• Problem to work on: Repeat each entry in full, exactly.

• Material for this exercise:

- - - - -

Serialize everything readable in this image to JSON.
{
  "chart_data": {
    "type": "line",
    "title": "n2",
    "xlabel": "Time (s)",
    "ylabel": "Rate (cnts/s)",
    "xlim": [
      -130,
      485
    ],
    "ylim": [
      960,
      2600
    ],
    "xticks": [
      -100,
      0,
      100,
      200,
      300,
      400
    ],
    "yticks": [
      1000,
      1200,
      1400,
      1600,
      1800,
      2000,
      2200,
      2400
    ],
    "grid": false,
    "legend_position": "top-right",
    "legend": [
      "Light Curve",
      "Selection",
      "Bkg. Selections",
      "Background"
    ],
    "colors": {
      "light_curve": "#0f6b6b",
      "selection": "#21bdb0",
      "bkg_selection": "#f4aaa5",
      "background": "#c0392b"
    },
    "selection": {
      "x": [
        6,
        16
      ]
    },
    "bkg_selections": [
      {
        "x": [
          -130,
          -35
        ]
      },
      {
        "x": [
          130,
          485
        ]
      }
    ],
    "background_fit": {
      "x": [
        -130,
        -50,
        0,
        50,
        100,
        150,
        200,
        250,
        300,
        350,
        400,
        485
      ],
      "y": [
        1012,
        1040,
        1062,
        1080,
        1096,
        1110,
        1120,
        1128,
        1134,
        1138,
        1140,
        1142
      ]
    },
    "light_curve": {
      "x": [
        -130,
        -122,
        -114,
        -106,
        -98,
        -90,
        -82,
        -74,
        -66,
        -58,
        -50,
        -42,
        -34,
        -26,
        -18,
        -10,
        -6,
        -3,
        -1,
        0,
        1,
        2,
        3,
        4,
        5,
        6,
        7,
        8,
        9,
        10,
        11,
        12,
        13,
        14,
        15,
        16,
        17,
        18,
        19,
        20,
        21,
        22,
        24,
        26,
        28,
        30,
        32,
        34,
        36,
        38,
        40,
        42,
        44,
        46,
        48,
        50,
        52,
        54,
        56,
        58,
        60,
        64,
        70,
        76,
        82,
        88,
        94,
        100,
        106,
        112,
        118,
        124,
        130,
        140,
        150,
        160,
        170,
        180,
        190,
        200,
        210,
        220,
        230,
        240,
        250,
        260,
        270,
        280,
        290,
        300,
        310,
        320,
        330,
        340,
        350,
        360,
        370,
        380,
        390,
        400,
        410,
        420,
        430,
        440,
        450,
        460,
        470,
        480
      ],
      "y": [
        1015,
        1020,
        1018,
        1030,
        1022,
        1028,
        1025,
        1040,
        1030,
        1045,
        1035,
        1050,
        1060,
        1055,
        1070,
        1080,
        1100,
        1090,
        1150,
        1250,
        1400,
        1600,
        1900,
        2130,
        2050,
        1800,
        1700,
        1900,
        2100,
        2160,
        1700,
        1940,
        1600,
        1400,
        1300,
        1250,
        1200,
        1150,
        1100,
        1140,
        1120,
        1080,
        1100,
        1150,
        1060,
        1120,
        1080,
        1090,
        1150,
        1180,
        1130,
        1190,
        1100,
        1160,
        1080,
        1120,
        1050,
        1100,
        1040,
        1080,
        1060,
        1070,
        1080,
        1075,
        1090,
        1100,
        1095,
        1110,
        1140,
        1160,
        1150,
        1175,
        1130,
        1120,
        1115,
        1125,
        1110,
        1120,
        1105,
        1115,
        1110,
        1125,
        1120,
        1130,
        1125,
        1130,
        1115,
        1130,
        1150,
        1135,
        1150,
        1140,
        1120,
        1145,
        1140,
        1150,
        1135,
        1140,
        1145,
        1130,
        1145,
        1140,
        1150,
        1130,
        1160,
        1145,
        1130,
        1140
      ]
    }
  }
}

- - - - -

• Worked answer:
Serialize everything readable in this image to JSON.
{
  "chart_data": {
    "type": "line",
    "title": "n2",
    "xlabel": "Time (s)",
    "ylabel": "Rate (cnts/s)",
    "xlim": [
      -130,
      485
    ],
    "ylim": [
      960,
      2600
    ],
    "xticks": [
      -100,
      0,
      100,
      200,
      300,
      400
    ],
    "yticks": [
      1000,
      1200,
      1400,
      1600,
      1800,
      2000,
      2200,
      2400
    ],
    "grid": false,
    "legend_position": "top-right",
    "legend": [
      "Light Curve",
      "Selection",
      "Bkg. Selections",
      "Background"
    ],
    "colors": {
      "light_curve": "#0f6b6b",
      "selection": "#21bdb0",
      "bkg_selection": "#f4aaa5",
      "background": "#c0392b"
    },
    "selection": {
      "x": [
        6,
        16
      ]
    },
    "bkg_selections": [
      {
        "x": [
          -130,
          -35
        ]
      },
      {
        "x": [
          130,
          485
        ]
      }
    ],
    "background_fit": {
      "x": [
        -130,
        -50,
        0,
        50,
        100,
        150,
        200,
        250,
        300,
        350,
        400,
        485
      ],
      "y": [
        1012,
        1040,
        1062,
        1080,
        1096,
        1110,
        1120,
        1128,
        1134,
        1138,
        1140,
        1142
      ]
    },
    "light_curve": {
      "x": [
        -130,
        -122,
        -114,
        -106,
        -98,
        -90,
        -82,
        -74,
        -66,
        -58,
        -50,
        -42,
        -34,
        -26,
        -18,
        -10,
        -6,
        -3,
        -1,
        0,
        1,
        2,
        3,
        4,
        5,
        6,
        7,
        8,
        9,
        10,
        11,
        12,
        13,
        14,
        15,
        16,
        17,
        18,
        19,
        20,
        21,
        22,
        24,
        26,
        28,
        30,
        32,
        34,
        36,
        38,
        40,
        42,
        44,
        46,
        48,
        50,
        52,
        54,
        56,
        58,
        60,
        64,
        70,
        76,
        82,
        88,
        94,
        100,
        106,
        112,
        118,
        124,
        130,
        140,
        150,
        160,
        170,
        180,
        190,
        200,
        210,
        220,
        230,
        240,
        250,
        260,
        270,
        280,
        290,
        300,
        310,
        320,
        330,
        340,
        350,
        360,
        370,
        380,
        390,
        400,
        410,
        420,
        430,
        440,
        450,
        460,
        470,
        480
      ],
      "y": [
        1015,
        1020,
        1018,
        1030,
        1022,
        1028,
        1025,
        1040,
        1030,
        1045,
        1035,
        1050,
        1060,
        1055,
        1070,
        1080,
        1100,
        1090,
        1150,
        1250,
        1400,
        1600,
        1900,
        2130,
        2050,
        1800,
        1700,
        1900,
        2100,
        2160,
        1700,
        1940,
        1600,
        1400,
        1300,
        1250,
        1200,
        1150,
        1100,
        1140,
        1120,
        1080,
        1100,
        1150,
        1060,
        1120,
        1080,
        1090,
        1150,
        1180,
        1130,
        1190,
        1100,
        1160,
        1080,
        1120,
        1050,
        1100,
        1040,
        1080,
        1060,
        1070,
        1080,
        1075,
        1090,
        1100,
        1095,
        1110,
        1140,
        1160,
        1150,
        1175,
        1130,
        1120,
        1115,
        1125,
        1110,
        1120,
        1105,
        1115,
        1110,
        1125,
        1120,
        1130,
        1125,
        1130,
        1115,
        1130,
        1150,
        1135,
        1150,
        1140,
        1120,
        1145,
        1140,
        1150,
        1135,
        1140,
        1145,
        1130,
        1145,
        1140,
        1150,
        1130,
        1160,
        1145,
        1130,
        1140
      ]
    }
  }
}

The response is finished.